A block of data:
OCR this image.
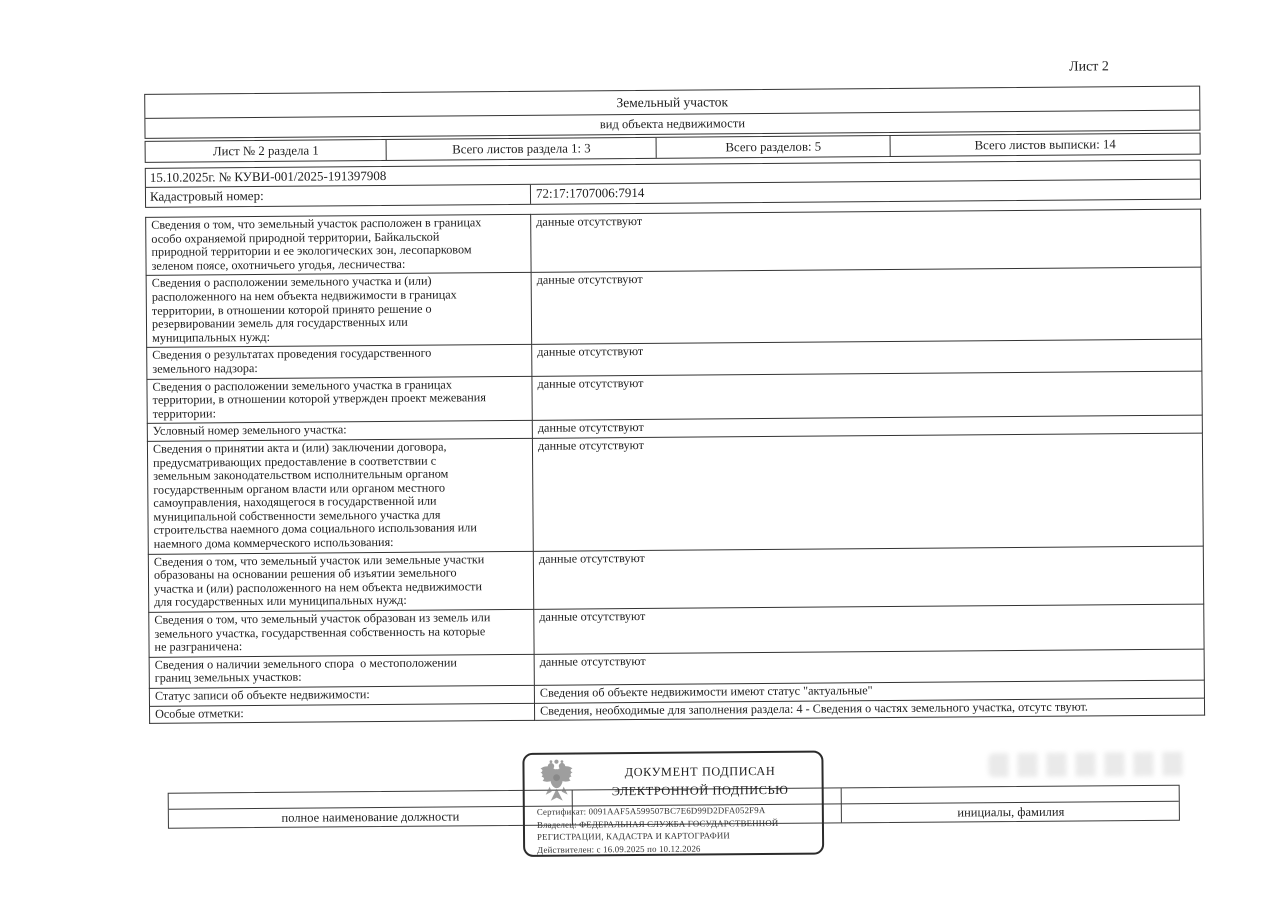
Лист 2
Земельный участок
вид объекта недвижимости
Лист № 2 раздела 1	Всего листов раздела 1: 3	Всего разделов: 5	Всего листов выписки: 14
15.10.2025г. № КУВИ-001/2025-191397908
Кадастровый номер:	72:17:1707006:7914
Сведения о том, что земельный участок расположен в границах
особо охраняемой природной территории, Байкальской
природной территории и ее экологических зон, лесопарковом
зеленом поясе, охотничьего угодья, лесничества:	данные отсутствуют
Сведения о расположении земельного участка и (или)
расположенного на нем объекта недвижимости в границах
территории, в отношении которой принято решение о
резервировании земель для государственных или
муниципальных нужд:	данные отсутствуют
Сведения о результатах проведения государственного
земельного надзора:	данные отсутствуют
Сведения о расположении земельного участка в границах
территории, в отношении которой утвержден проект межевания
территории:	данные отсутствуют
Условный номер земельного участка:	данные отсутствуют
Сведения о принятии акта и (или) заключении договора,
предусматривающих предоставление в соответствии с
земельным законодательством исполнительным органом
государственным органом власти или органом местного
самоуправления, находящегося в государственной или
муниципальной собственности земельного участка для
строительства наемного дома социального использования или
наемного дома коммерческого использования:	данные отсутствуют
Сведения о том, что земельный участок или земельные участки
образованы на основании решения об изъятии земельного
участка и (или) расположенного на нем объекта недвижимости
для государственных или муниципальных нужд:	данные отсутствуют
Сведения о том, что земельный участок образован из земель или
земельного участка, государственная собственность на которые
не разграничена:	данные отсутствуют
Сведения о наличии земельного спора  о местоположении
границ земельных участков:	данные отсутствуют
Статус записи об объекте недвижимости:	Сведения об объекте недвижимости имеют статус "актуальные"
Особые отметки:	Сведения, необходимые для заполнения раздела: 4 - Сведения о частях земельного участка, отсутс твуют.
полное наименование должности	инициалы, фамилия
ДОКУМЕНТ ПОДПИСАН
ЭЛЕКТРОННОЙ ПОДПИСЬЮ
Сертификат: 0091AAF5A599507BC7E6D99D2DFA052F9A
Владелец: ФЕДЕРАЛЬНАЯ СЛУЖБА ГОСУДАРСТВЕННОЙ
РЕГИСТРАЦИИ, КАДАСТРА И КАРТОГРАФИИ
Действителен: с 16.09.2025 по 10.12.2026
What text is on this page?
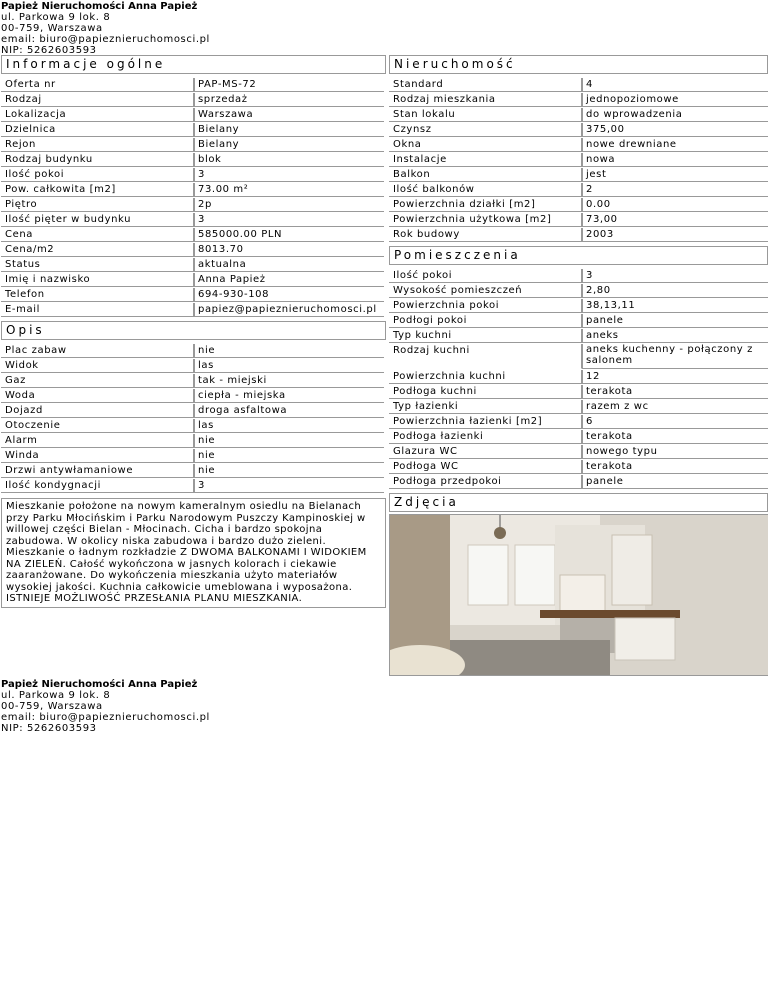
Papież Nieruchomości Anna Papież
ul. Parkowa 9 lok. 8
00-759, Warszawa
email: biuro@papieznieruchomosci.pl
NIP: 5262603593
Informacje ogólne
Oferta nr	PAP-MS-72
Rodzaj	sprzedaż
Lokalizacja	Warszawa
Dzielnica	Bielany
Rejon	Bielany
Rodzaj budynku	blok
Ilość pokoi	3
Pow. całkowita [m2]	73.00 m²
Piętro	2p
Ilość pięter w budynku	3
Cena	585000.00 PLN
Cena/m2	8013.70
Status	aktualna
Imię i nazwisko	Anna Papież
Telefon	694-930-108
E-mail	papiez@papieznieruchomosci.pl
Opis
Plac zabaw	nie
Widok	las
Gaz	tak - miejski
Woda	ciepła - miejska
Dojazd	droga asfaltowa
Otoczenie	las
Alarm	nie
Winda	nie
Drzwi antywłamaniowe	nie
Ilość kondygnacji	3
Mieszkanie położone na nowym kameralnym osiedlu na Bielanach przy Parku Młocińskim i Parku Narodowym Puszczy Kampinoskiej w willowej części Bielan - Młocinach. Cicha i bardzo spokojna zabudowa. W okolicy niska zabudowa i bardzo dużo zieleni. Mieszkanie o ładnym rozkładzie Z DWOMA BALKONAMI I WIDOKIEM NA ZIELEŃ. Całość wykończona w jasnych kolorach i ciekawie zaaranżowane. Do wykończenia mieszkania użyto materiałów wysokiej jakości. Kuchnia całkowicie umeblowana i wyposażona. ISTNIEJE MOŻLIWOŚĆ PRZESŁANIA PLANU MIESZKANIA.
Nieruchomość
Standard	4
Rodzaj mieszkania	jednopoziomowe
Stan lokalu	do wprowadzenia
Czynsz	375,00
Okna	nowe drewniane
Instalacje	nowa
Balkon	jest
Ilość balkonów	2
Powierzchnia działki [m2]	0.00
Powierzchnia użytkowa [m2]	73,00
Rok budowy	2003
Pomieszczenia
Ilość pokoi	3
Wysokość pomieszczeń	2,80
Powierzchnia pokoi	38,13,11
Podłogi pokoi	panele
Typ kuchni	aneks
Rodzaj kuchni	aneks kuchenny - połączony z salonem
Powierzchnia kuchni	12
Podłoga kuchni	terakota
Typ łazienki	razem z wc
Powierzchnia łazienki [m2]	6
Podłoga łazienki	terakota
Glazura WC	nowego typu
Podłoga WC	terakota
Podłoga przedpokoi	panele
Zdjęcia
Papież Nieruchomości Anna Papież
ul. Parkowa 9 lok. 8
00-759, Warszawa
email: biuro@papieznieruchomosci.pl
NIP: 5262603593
...
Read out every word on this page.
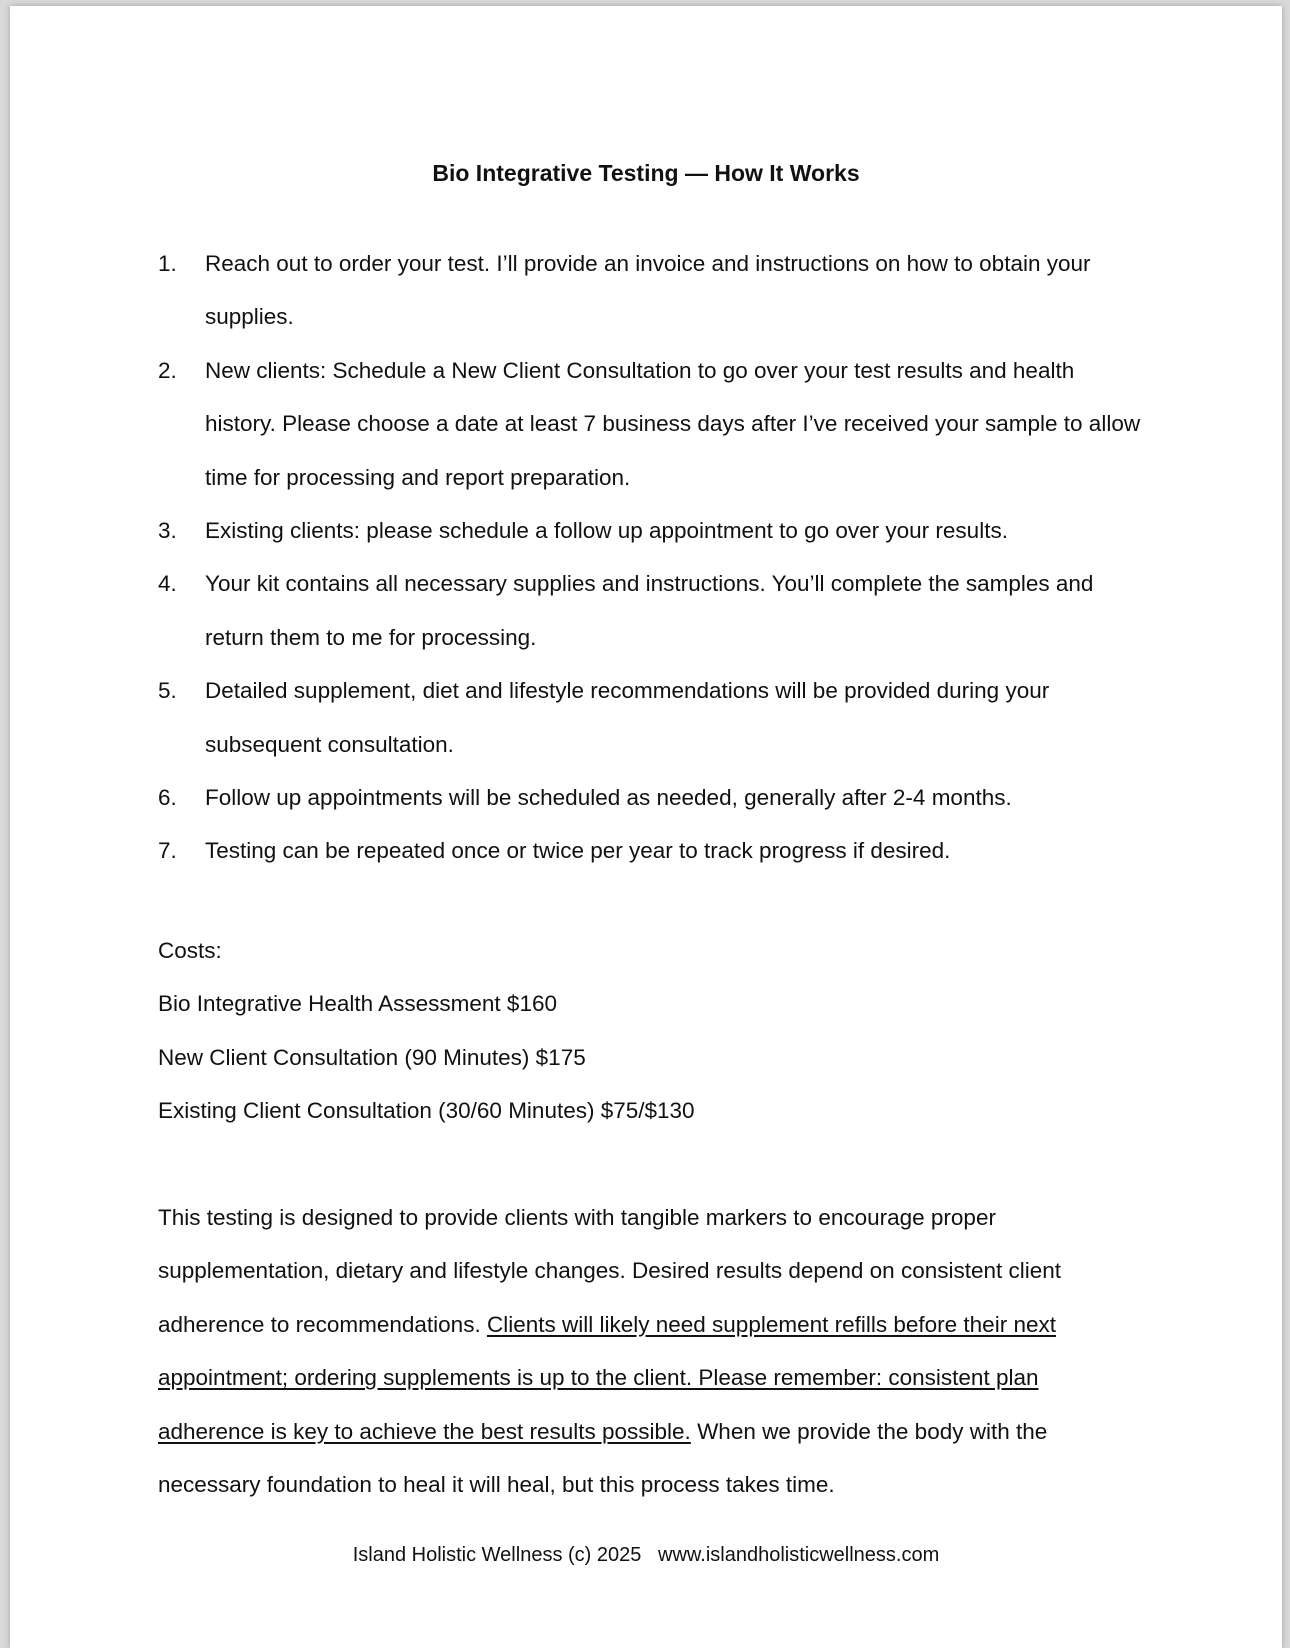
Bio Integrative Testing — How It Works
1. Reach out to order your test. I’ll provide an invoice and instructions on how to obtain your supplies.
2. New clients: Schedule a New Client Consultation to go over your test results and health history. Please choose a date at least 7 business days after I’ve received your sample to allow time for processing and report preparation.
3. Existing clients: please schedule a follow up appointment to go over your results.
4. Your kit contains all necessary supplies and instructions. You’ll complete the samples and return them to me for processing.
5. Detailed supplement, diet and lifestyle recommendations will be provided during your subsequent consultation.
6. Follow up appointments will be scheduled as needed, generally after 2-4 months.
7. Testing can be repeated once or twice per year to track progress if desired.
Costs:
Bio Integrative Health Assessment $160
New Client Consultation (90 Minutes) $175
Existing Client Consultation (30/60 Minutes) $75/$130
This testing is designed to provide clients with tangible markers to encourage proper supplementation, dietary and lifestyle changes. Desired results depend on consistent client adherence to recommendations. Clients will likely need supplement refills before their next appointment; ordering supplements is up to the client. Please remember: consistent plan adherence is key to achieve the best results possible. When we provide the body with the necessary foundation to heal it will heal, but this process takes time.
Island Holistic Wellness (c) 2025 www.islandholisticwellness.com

### Problem to solve
Search the records above for the string "Ilość". Copy every line that contains it.

### Full response
Ilość pokoi	3
Ilość pięter w budynku	3
Ilość kondygnacji	3
Ilość balkonów	2
Ilość pokoi	3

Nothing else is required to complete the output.